São Paulo, sábado, 03 de julho de 2004

Texto Anterior | Próximo Texto | Índice

TENDÊNCIAS/DEBATES

A classificação indicativa dos filmes deve ser mais flexível?

NÃO

A discussão vai além da faixa etária

RUBENS NAVES

O ministro da Justiça, Márcio Thomaz Bastos, assinou portaria que muda as regras de classificação indicativa para cinema, fitas de vídeo e DVDs. A portaria permite que crianças e adolescentes tenham acesso a salas de cinema cujo filme tenha recebido classificação imediatamente superior à faixa etária da criança, desde que acompanhada por seus pais. O principal objetivo das mudanças propostas pelo Ministério da Justiça seria a divisão da responsabilidade pelo conteúdo do que assistem crianças e adolescentes entre o Estado, a família e a sociedade.
Sem dúvida, situa-se nesse tripé a rede protetora que toda criança deveria ter, e isso está expressamente dito em nossa Constituição, no artigo 227. No entanto, considerando ser esse um tema com alto grau de subjetividade e delicadeza, já que diz respeito ao acesso a conteúdos que poderiam, em tese, afetar o desenvolvimento psicológico e emocional da criança e do adolescente, uma mudança dessa ordem deveria ter sido mais discutida com a sociedade.
O Ministério da Justiça realizou pesquisa, em seu site, com 263 pessoas que, em sua maioria, foram contrárias a uma versão anterior da portaria, que abria brecha para que uma criança de 11 anos pudesse assistir a um filme desaconselhável para menores de 16. A atual portaria representa uma mudança menos radical, mas não deixa de ser apressada. Certamente, 263 cidadãos são um universo reduzido de consultas, a despeito de terem sido ouvidos especialistas no assunto.
Sabe-se que o desenvolvimento de cada criança e adolescente é único. Há os que parecem mais maduros apesar da idade que têm, há os que parecem lutar contra o amadurecimento. É uma questão com alta dose de arbitrariedade, e a própria opinião dos pais pode não ser consensual a respeito do grau de amadurecimento de seus filhos. Qualquer mudança nessa área exigiria um debate aprofundado com especialistas em educação, em comunicação e com toda a sociedade.
A súbita liberalização da classificação nos cinemas (que não pode ser confundida com censura, pois está prevista no próprio Estatuto da Criança e do Adolescente, como forma de proteger as crianças e adolescentes de conteúdos perniciosos) pode contaminar a discussão sobre a qualidade da programação voltada às crianças e adolescentes na televisão brasileira. E esta, sim, é uma discussão com grande alcance, pois atinge todos os níveis socioeconômicos.

### Listagem
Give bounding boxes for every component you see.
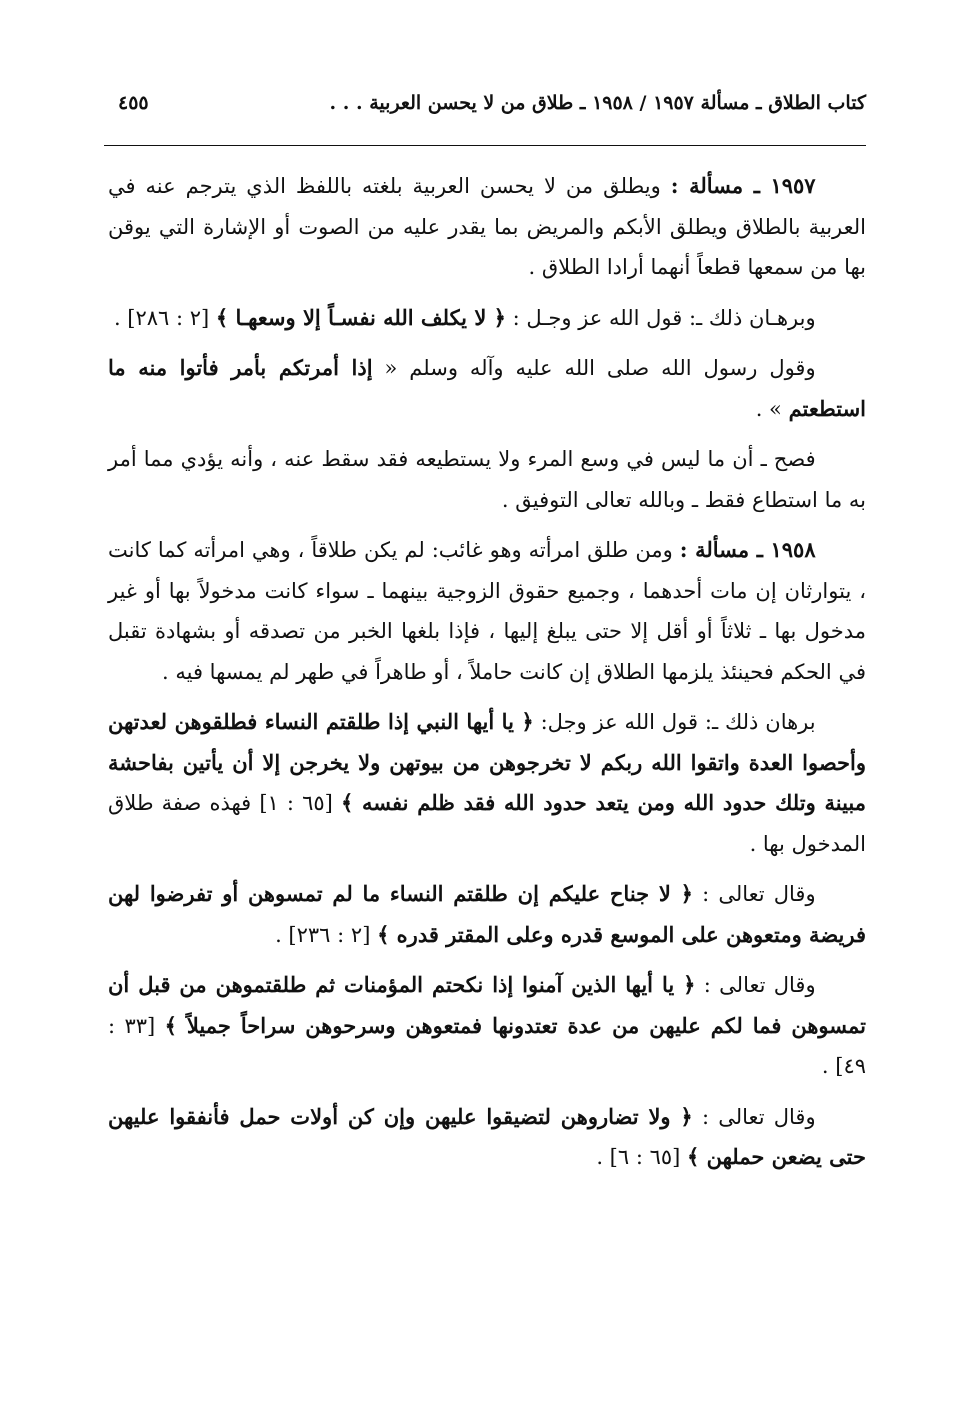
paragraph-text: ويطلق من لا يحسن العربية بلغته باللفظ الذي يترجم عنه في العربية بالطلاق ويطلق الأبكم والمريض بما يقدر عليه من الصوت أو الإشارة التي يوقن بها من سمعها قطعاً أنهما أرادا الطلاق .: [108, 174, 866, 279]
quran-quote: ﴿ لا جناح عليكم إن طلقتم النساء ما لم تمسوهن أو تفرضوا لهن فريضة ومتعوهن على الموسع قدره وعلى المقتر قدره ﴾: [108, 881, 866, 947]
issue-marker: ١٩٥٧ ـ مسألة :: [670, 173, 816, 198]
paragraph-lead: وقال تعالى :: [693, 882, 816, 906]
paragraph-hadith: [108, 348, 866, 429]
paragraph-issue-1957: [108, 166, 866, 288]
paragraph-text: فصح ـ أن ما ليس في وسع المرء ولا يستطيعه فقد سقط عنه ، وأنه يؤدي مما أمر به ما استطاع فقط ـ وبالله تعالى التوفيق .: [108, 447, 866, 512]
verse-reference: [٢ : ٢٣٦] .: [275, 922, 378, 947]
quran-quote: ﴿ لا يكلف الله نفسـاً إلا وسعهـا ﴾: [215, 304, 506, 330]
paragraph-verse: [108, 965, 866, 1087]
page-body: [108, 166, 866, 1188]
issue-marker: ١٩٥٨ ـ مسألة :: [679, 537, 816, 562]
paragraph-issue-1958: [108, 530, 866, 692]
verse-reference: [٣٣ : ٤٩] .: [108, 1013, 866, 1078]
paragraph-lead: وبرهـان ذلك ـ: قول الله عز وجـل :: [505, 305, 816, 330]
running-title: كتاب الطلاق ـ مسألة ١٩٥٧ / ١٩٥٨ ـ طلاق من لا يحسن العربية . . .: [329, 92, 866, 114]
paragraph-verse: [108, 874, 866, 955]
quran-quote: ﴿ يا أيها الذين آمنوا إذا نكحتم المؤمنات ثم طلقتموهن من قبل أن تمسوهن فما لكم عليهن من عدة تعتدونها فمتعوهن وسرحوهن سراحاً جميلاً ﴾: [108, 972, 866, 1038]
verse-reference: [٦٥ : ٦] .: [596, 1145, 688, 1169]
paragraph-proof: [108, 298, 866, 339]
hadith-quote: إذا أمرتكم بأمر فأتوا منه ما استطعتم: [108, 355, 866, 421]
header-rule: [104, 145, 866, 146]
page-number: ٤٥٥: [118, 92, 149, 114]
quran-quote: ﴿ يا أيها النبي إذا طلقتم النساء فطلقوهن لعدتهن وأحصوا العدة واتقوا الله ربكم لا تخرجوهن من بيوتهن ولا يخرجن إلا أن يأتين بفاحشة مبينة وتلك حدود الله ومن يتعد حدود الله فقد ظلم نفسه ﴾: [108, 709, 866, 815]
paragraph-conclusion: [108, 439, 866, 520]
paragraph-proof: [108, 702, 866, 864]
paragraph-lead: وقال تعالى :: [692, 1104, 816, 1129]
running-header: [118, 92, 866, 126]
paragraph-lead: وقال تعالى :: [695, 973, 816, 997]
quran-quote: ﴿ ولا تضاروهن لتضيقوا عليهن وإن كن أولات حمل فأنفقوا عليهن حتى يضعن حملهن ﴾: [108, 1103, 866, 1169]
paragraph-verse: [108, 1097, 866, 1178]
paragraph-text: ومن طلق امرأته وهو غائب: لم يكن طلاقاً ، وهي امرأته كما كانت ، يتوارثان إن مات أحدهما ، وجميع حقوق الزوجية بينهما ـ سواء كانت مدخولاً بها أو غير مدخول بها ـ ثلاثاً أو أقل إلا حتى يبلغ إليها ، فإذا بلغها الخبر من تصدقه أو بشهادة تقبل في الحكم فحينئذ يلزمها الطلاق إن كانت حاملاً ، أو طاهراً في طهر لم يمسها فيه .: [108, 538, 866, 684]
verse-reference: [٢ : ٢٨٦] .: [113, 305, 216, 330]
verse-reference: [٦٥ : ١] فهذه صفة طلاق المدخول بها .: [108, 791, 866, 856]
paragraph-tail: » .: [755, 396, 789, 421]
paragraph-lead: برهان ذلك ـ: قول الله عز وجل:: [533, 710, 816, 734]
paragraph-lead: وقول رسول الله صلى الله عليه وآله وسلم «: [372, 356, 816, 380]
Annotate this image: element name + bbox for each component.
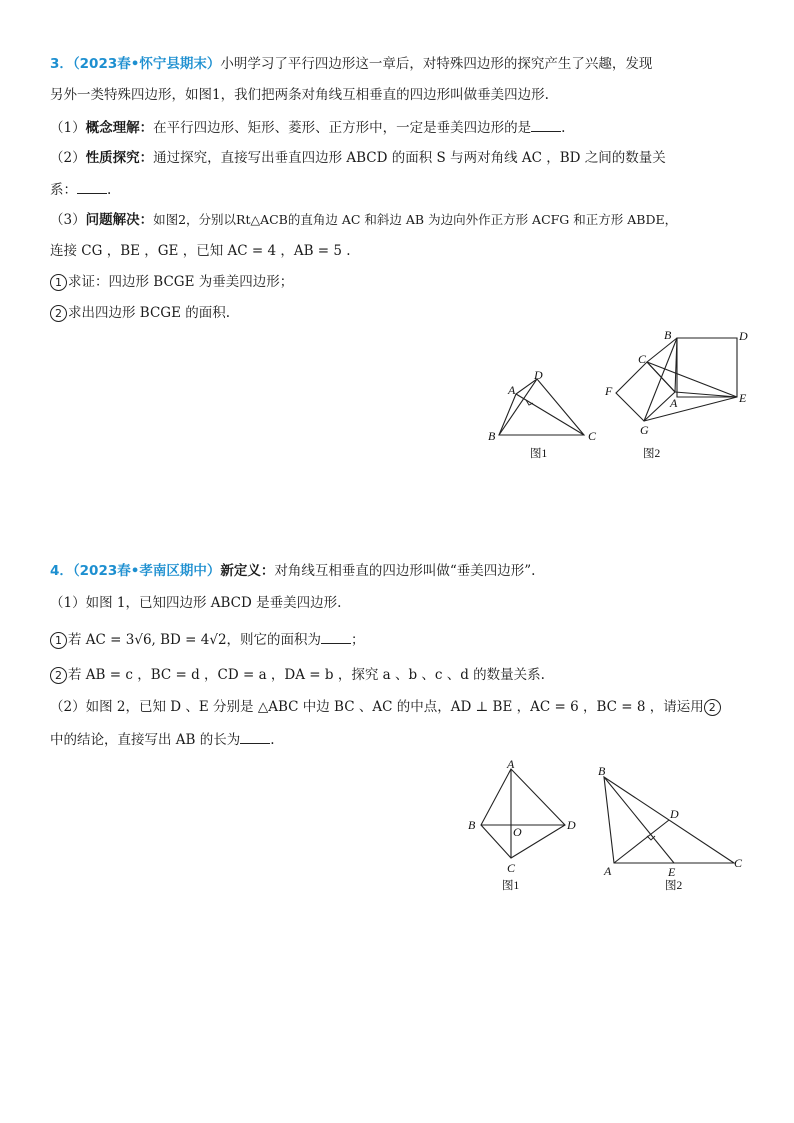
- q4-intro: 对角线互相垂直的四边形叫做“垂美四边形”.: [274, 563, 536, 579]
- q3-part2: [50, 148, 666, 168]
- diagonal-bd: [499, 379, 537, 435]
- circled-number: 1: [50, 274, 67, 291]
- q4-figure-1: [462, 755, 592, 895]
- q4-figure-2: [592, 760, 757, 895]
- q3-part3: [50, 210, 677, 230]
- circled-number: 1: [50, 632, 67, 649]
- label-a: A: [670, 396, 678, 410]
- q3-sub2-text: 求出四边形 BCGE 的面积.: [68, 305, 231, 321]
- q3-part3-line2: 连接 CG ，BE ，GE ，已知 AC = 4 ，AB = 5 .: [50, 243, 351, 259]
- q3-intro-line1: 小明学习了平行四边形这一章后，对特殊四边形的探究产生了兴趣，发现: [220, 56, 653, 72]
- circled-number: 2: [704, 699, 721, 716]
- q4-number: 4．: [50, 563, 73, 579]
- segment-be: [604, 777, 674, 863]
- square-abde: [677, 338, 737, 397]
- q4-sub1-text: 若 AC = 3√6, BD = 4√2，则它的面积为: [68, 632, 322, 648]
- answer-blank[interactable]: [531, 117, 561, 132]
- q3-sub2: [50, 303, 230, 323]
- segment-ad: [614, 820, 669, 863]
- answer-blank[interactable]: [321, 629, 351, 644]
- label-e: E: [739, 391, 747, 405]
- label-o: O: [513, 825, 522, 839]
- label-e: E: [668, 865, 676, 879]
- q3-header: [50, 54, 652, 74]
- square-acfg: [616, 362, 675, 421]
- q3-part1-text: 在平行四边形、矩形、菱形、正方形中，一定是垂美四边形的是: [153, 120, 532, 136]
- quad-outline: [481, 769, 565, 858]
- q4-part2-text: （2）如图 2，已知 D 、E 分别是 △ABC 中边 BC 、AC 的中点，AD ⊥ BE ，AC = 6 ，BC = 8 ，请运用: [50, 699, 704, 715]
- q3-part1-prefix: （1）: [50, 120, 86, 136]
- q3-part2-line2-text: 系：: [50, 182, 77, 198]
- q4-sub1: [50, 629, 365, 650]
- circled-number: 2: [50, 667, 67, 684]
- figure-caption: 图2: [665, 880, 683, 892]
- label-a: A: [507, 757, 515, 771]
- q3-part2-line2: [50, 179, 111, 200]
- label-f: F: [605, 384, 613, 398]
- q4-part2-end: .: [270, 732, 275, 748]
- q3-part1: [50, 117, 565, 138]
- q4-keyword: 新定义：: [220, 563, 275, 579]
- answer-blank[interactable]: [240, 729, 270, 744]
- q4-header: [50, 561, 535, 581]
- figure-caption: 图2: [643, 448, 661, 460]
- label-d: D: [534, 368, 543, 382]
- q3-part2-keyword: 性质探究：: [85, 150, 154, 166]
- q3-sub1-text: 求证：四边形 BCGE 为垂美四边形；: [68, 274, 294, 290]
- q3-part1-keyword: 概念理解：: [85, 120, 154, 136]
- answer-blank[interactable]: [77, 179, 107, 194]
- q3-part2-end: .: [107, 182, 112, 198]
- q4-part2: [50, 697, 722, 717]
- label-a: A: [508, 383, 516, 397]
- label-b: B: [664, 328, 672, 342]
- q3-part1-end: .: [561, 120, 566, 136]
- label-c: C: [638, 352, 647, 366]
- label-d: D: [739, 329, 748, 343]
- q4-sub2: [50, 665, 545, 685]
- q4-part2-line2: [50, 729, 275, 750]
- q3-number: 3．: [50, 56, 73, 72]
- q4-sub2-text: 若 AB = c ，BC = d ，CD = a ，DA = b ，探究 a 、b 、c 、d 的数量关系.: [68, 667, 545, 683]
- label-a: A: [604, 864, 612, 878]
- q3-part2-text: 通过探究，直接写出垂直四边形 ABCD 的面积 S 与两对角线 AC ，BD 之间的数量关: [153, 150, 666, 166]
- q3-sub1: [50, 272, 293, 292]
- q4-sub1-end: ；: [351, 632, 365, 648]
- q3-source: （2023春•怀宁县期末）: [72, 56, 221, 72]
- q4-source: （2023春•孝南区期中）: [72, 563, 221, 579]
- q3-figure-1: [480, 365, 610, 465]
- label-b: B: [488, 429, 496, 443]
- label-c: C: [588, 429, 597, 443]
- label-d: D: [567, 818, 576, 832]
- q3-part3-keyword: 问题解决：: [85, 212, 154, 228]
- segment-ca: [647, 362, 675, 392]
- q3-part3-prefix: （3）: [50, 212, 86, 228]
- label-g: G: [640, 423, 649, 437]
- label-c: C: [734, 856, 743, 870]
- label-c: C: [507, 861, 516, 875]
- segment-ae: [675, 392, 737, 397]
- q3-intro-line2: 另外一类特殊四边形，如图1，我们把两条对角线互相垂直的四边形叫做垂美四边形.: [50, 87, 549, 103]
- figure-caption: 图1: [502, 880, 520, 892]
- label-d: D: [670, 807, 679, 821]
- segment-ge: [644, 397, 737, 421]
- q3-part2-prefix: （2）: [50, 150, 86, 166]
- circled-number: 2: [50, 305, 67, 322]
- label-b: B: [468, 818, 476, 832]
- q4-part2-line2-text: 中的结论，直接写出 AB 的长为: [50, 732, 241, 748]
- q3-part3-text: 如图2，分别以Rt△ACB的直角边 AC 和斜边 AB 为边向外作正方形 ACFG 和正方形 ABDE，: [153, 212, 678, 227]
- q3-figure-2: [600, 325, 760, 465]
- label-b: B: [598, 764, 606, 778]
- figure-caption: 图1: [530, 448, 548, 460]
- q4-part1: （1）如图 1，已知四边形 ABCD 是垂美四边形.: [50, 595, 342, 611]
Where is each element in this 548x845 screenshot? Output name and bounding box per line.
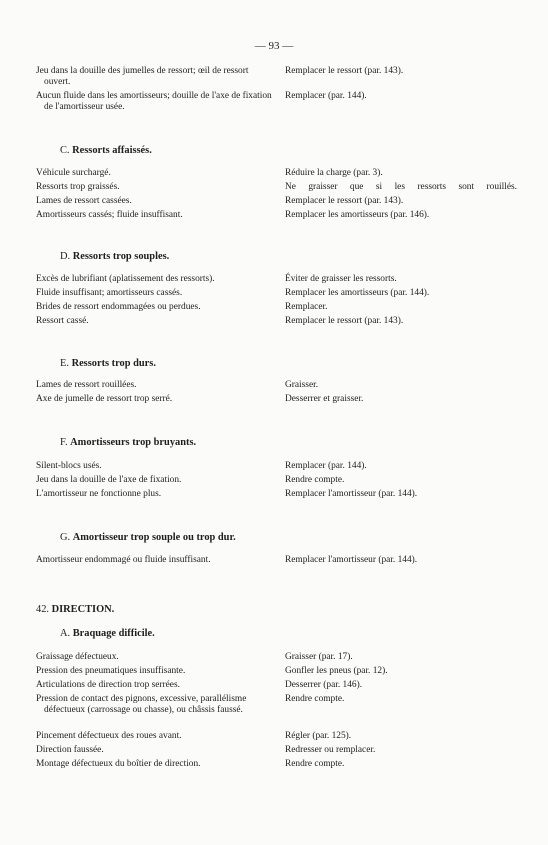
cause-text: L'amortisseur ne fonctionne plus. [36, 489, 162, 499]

### Enunciado
Segundo o texto sobre a classificação indicativa dos filmes, com quantas pessoas o Ministério da Justiça realizou a pesquisa em seu site? A listagem não guarda nenhuma relação com o texto.

### Resposta
Com 263 pessoas.